→ Do this: Copy out all lines carrying the word "JSON".

========================================

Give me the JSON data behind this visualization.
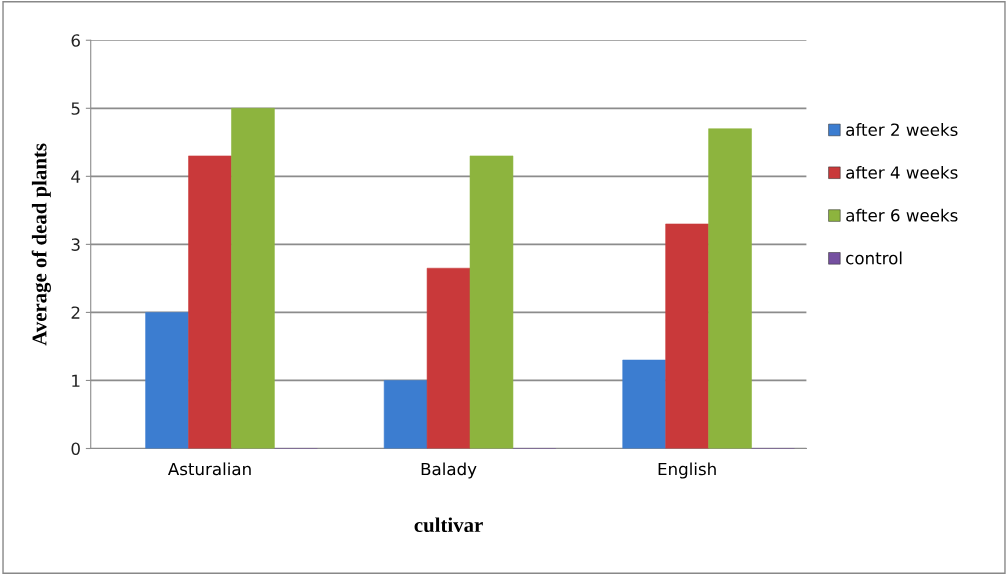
{
  "chart_data": {
    "type": "bar",
    "xlabel": "cultivar",
    "ylabel": "Average of dead plants",
    "categories": [
      "Asturalian",
      "Balady",
      "English"
    ],
    "series": [
      {
        "name": "after 2 weeks",
        "color": "#3c7dd0",
        "values": [
          2,
          1,
          1.3
        ]
      },
      {
        "name": "after 4 weeks",
        "color": "#c9393a",
        "values": [
          4.3,
          2.65,
          3.3
        ]
      },
      {
        "name": "after 6 weeks",
        "color": "#8db43e",
        "values": [
          5,
          4.3,
          4.7
        ]
      },
      {
        "name": "control",
        "color": "#7550a0",
        "values": [
          0,
          0,
          0
        ]
      }
    ],
    "ylim": [
      0,
      6
    ],
    "yticks": [
      0,
      1,
      2,
      3,
      4,
      5,
      6
    ],
    "grid": "y",
    "legend": "right"
  }
}
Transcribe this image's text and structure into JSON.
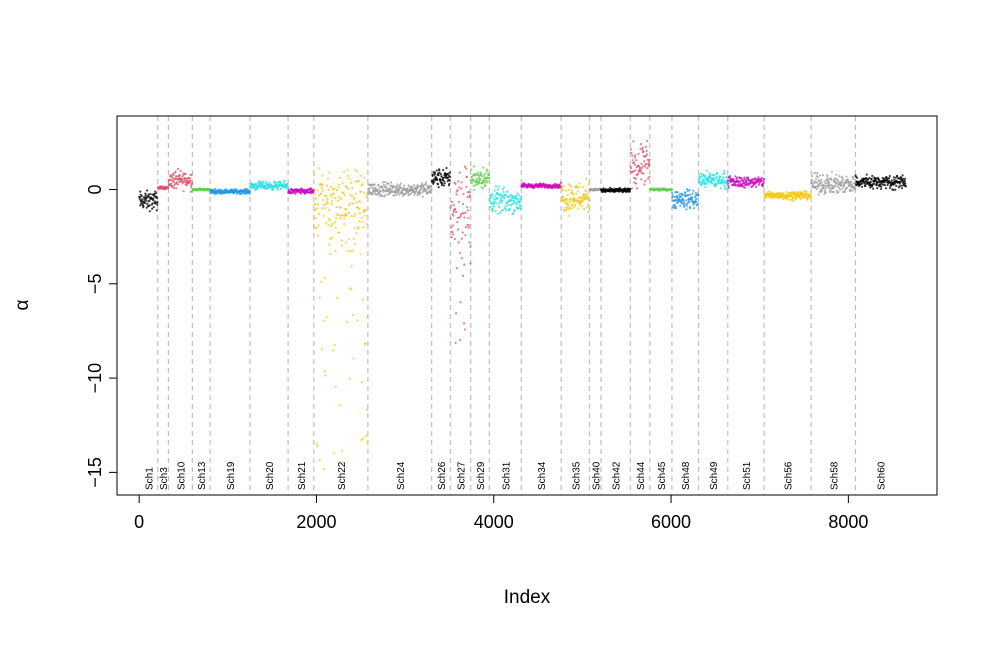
{
  "chart_data": {
    "type": "scatter",
    "title": "",
    "xlabel": "Index",
    "ylabel": "α",
    "xlim": [
      -250,
      9000
    ],
    "ylim": [
      -16.2,
      3.9
    ],
    "x_ticks": [
      0,
      2000,
      4000,
      6000,
      8000
    ],
    "x_tick_labels": [
      "0",
      "2000",
      "4000",
      "6000",
      "8000"
    ],
    "y_ticks": [
      -15,
      -10,
      -5,
      0
    ],
    "y_tick_labels": [
      "−15",
      "−10",
      "−5",
      "0"
    ],
    "grid": false,
    "segment_boundaries": [
      210,
      330,
      600,
      800,
      1250,
      1680,
      1970,
      2580,
      3300,
      3510,
      3740,
      3950,
      4310,
      4760,
      5080,
      5210,
      5540,
      5760,
      6010,
      6310,
      6640,
      7050,
      7580,
      8080
    ],
    "segments": [
      {
        "label": "Sch1",
        "x_start": 0,
        "x_end": 210,
        "color": "#000000",
        "mean": -0.6,
        "spread": 0.35
      },
      {
        "label": "Sch3",
        "x_start": 210,
        "x_end": 330,
        "color": "#DF536B",
        "mean": 0.1,
        "spread": 0.05
      },
      {
        "label": "Sch10",
        "x_start": 330,
        "x_end": 600,
        "color": "#DF536B",
        "mean": 0.5,
        "spread": 0.35
      },
      {
        "label": "Sch13",
        "x_start": 600,
        "x_end": 800,
        "color": "#61D04F",
        "mean": 0.0,
        "spread": 0.04
      },
      {
        "label": "Sch19",
        "x_start": 800,
        "x_end": 1250,
        "color": "#2297E6",
        "mean": -0.1,
        "spread": 0.08
      },
      {
        "label": "Sch20",
        "x_start": 1250,
        "x_end": 1680,
        "color": "#28E2E5",
        "mean": 0.2,
        "spread": 0.15
      },
      {
        "label": "Sch21",
        "x_start": 1680,
        "x_end": 1970,
        "color": "#CD0BBC",
        "mean": -0.1,
        "spread": 0.1
      },
      {
        "label": "Sch22",
        "x_start": 1970,
        "x_end": 2580,
        "color": "#F5C710",
        "mean": -0.8,
        "spread": 1.4,
        "min": -15.3
      },
      {
        "label": "Sch24",
        "x_start": 2580,
        "x_end": 3300,
        "color": "#9E9E9E",
        "mean": 0.0,
        "spread": 0.25
      },
      {
        "label": "Sch26",
        "x_start": 3300,
        "x_end": 3510,
        "color": "#000000",
        "mean": 0.6,
        "spread": 0.35
      },
      {
        "label": "Sch27",
        "x_start": 3510,
        "x_end": 3740,
        "color": "#DF536B",
        "mean": -1.0,
        "spread": 1.6,
        "min": -8.3
      },
      {
        "label": "Sch29",
        "x_start": 3740,
        "x_end": 3950,
        "color": "#61D04F",
        "mean": 0.6,
        "spread": 0.4
      },
      {
        "label": "Sch31",
        "x_start": 3950,
        "x_end": 4310,
        "color": "#28E2E5",
        "mean": -0.6,
        "spread": 0.45
      },
      {
        "label": "Sch34",
        "x_start": 4310,
        "x_end": 4760,
        "color": "#CD0BBC",
        "mean": 0.2,
        "spread": 0.08
      },
      {
        "label": "Sch35",
        "x_start": 4760,
        "x_end": 5080,
        "color": "#F5C710",
        "mean": -0.4,
        "spread": 0.6
      },
      {
        "label": "Sch40",
        "x_start": 5080,
        "x_end": 5210,
        "color": "#9E9E9E",
        "mean": 0.0,
        "spread": 0.04
      },
      {
        "label": "Sch42",
        "x_start": 5210,
        "x_end": 5540,
        "color": "#000000",
        "mean": -0.05,
        "spread": 0.08
      },
      {
        "label": "Sch44",
        "x_start": 5540,
        "x_end": 5760,
        "color": "#DF536B",
        "mean": 1.3,
        "spread": 0.8
      },
      {
        "label": "Sch45",
        "x_start": 5760,
        "x_end": 6010,
        "color": "#61D04F",
        "mean": 0.0,
        "spread": 0.04
      },
      {
        "label": "Sch48",
        "x_start": 6010,
        "x_end": 6310,
        "color": "#2297E6",
        "mean": -0.5,
        "spread": 0.35
      },
      {
        "label": "Sch49",
        "x_start": 6310,
        "x_end": 6640,
        "color": "#28E2E5",
        "mean": 0.5,
        "spread": 0.3
      },
      {
        "label": "Sch51",
        "x_start": 6640,
        "x_end": 7050,
        "color": "#CD0BBC",
        "mean": 0.4,
        "spread": 0.2
      },
      {
        "label": "Sch56",
        "x_start": 7050,
        "x_end": 7580,
        "color": "#F5C710",
        "mean": -0.3,
        "spread": 0.15
      },
      {
        "label": "Sch58",
        "x_start": 7580,
        "x_end": 8080,
        "color": "#9E9E9E",
        "mean": 0.3,
        "spread": 0.35
      },
      {
        "label": "Sch60",
        "x_start": 8080,
        "x_end": 8650,
        "color": "#000000",
        "mean": 0.4,
        "spread": 0.25
      }
    ]
  }
}
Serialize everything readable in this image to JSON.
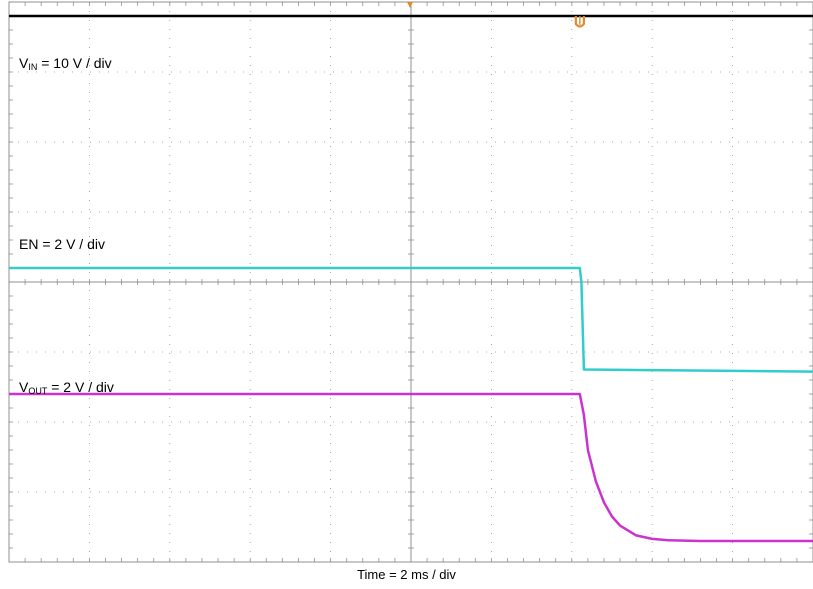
{
  "chart_data": {
    "type": "line",
    "title": "",
    "xlabel": "Time = 2 ms / div",
    "ylabel": "",
    "grid": true,
    "x_divisions": 10,
    "y_divisions": 8,
    "x_unit": "div",
    "y_unit": "div",
    "xlim": [
      0,
      10
    ],
    "ylim": [
      0,
      8
    ],
    "trigger_position_div": 2,
    "labels": [
      {
        "base": "V",
        "sub": "IN",
        "rest": " = 10 V / div"
      },
      {
        "base": "EN = 2 V / div",
        "sub": "",
        "rest": ""
      },
      {
        "base": "V",
        "sub": "OUT",
        "rest": " = 2 V / div"
      }
    ],
    "series": [
      {
        "color": "#000000",
        "x": [
          0,
          10
        ],
        "y": [
          7.8,
          7.8
        ]
      },
      {
        "color": "#33CCCC",
        "x": [
          0,
          7.1,
          7.12,
          7.15,
          10
        ],
        "y": [
          4.2,
          4.2,
          4.0,
          2.75,
          2.72
        ]
      },
      {
        "color": "#CC33CC",
        "x": [
          0,
          7.1,
          7.15,
          7.2,
          7.3,
          7.4,
          7.5,
          7.6,
          7.8,
          8.0,
          8.2,
          8.6,
          10
        ],
        "y": [
          2.4,
          2.4,
          2.1,
          1.6,
          1.15,
          0.85,
          0.65,
          0.52,
          0.38,
          0.33,
          0.31,
          0.3,
          0.3
        ]
      }
    ]
  },
  "colors": {
    "grid": "#909090",
    "trigger_marker": "#E08A2C"
  }
}
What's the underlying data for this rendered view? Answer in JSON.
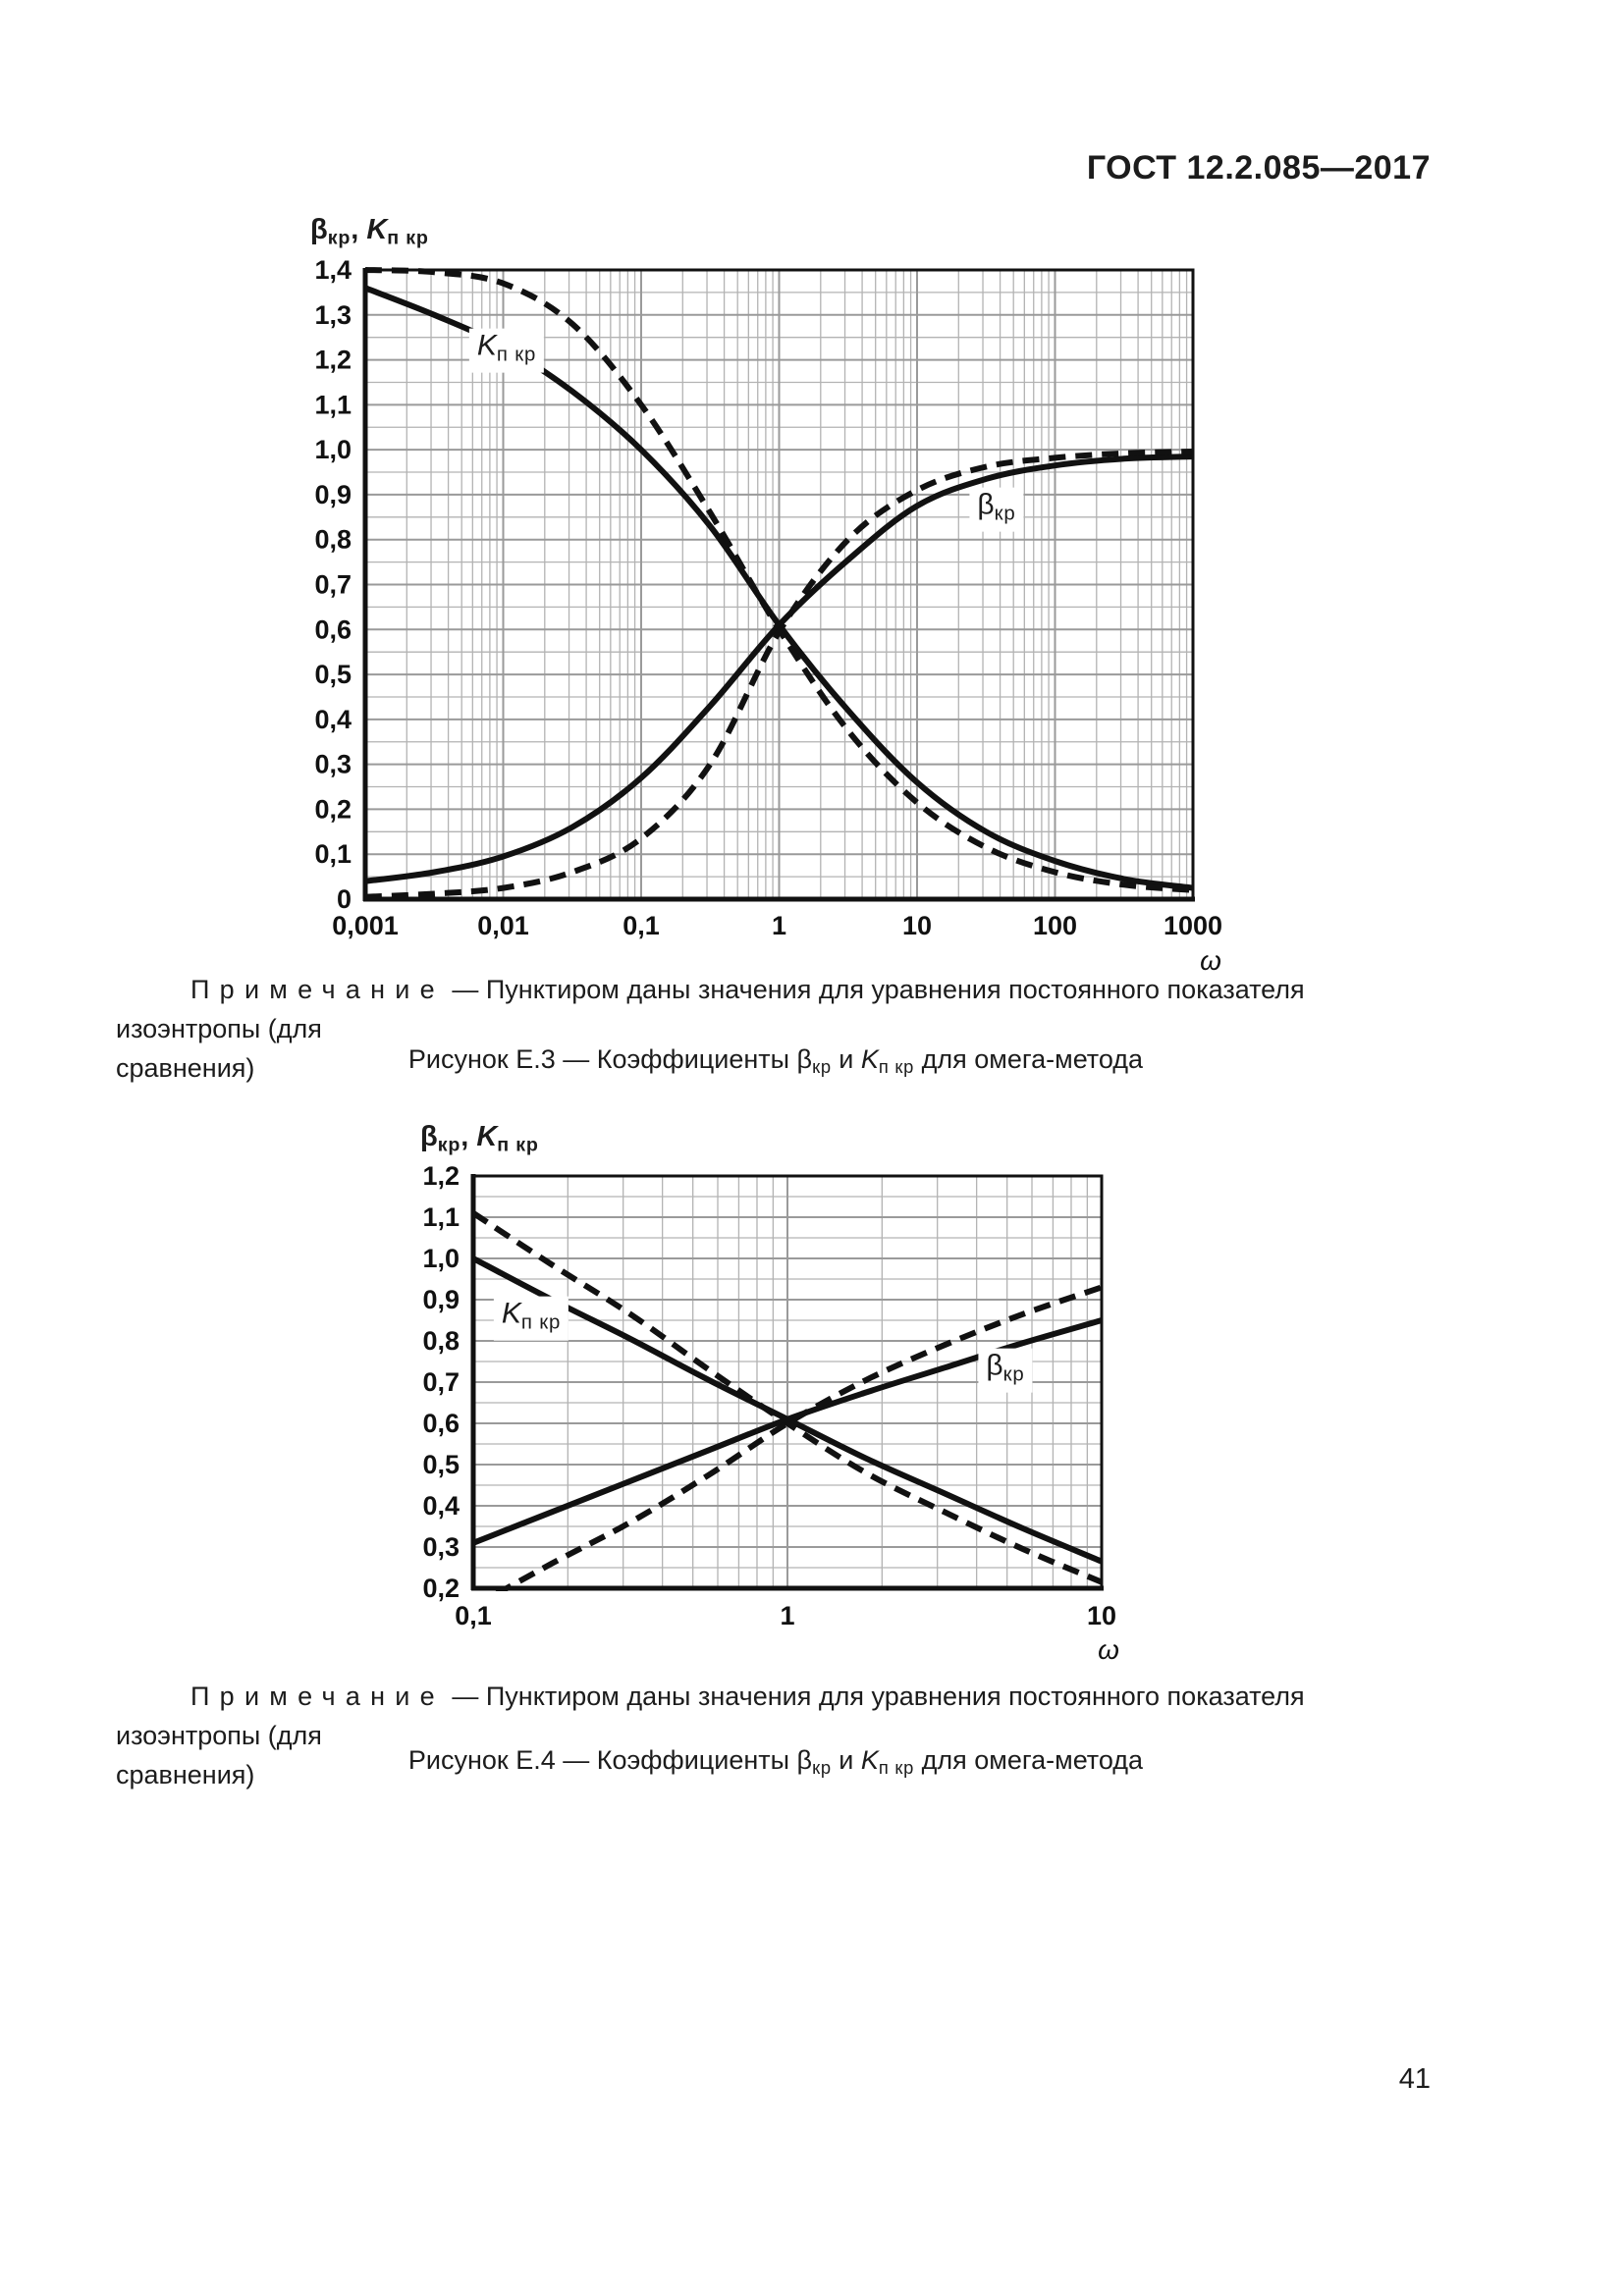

========================================

→ Task response:
Give me the JSON data behind this visualization.
Transcribe this image's text and structure into JSON.
Serialize everything readable in this image to JSON.
What's the underlying data for this rendered view? Answer in JSON.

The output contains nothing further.